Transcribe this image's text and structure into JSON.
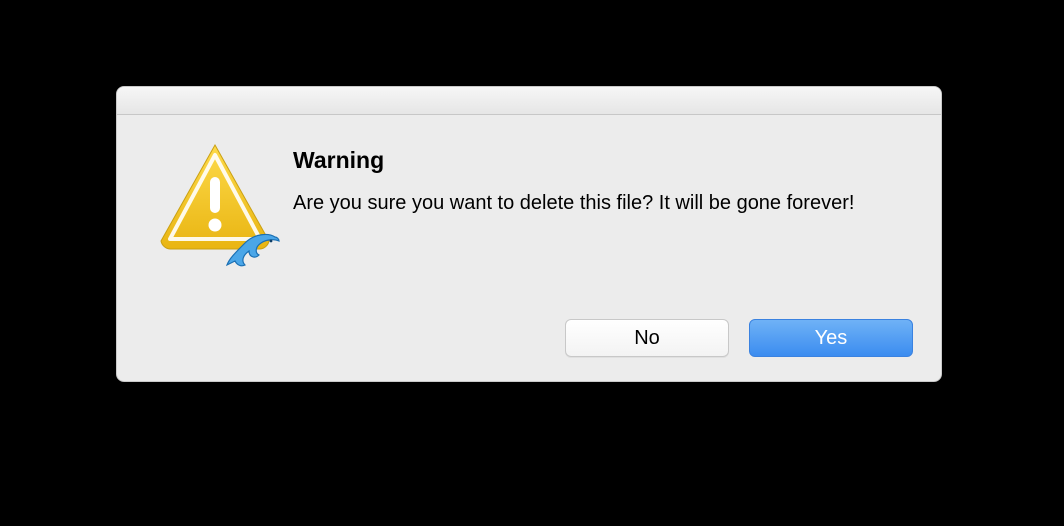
{
  "dialog": {
    "title": "Warning",
    "message": "Are you sure you want to delete this file? It will be gone forever!",
    "icon": "warning-triangle",
    "overlay_icon": "dolphin-app",
    "buttons": {
      "cancel": "No",
      "confirm": "Yes"
    }
  }
}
________________________
▶ _DIRECTION_
All records should be output exactly, with the pictures left out.

▶ _FINISHED TASK_
Transcribe this image's text and structure into JSON.
{
  "dialog": {
    "title": "Warning",
    "message": "Are you sure you want to delete this file? It will be gone forever!",
    "icon": "warning-triangle",
    "overlay_icon": "dolphin-app",
    "buttons": {
      "cancel": "No",
      "confirm": "Yes"
    }
  }
}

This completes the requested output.